(Stored data)
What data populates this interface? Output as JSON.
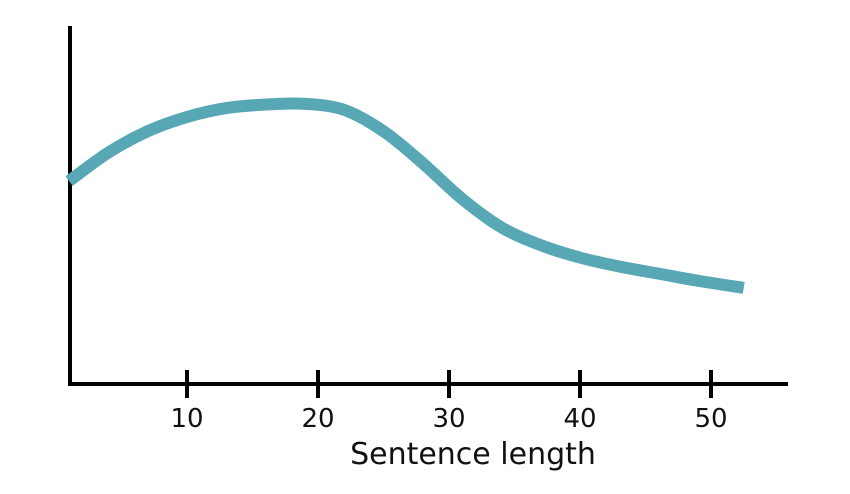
{
  "chart_data": {
    "type": "line",
    "title": "",
    "xlabel": "Sentence length",
    "ylabel": "",
    "xlim": [
      1,
      56
    ],
    "x_ticks": [
      10,
      20,
      30,
      40,
      50
    ],
    "x_tick_labels": [
      "10",
      "20",
      "30",
      "40",
      "50"
    ],
    "y_ticks_shown": false,
    "grid": false,
    "legend": "none",
    "series": [
      {
        "color": "#58a7b5",
        "x": [
          1,
          4,
          7,
          10,
          13,
          16,
          19,
          22,
          25,
          28,
          31,
          34,
          37,
          40,
          43,
          46,
          49,
          52.5
        ],
        "y": [
          0.57,
          0.65,
          0.71,
          0.75,
          0.775,
          0.785,
          0.787,
          0.77,
          0.71,
          0.62,
          0.52,
          0.44,
          0.39,
          0.355,
          0.33,
          0.31,
          0.29,
          0.27
        ]
      }
    ],
    "ylim": [
      0,
      1
    ]
  }
}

> **EXERCISE GOAL**
Give an exact reproduction of every line, leaving out any picture.

> **ANSWER TO THE TASK**
What data populates this interface? Output as JSON.
{
  "chart_data": {
    "type": "line",
    "title": "",
    "xlabel": "Sentence length",
    "ylabel": "",
    "xlim": [
      1,
      56
    ],
    "x_ticks": [
      10,
      20,
      30,
      40,
      50
    ],
    "x_tick_labels": [
      "10",
      "20",
      "30",
      "40",
      "50"
    ],
    "y_ticks_shown": false,
    "grid": false,
    "legend": "none",
    "series": [
      {
        "color": "#58a7b5",
        "x": [
          1,
          4,
          7,
          10,
          13,
          16,
          19,
          22,
          25,
          28,
          31,
          34,
          37,
          40,
          43,
          46,
          49,
          52.5
        ],
        "y": [
          0.57,
          0.65,
          0.71,
          0.75,
          0.775,
          0.785,
          0.787,
          0.77,
          0.71,
          0.62,
          0.52,
          0.44,
          0.39,
          0.355,
          0.33,
          0.31,
          0.29,
          0.27
        ]
      }
    ],
    "ylim": [
      0,
      1
    ]
  }
}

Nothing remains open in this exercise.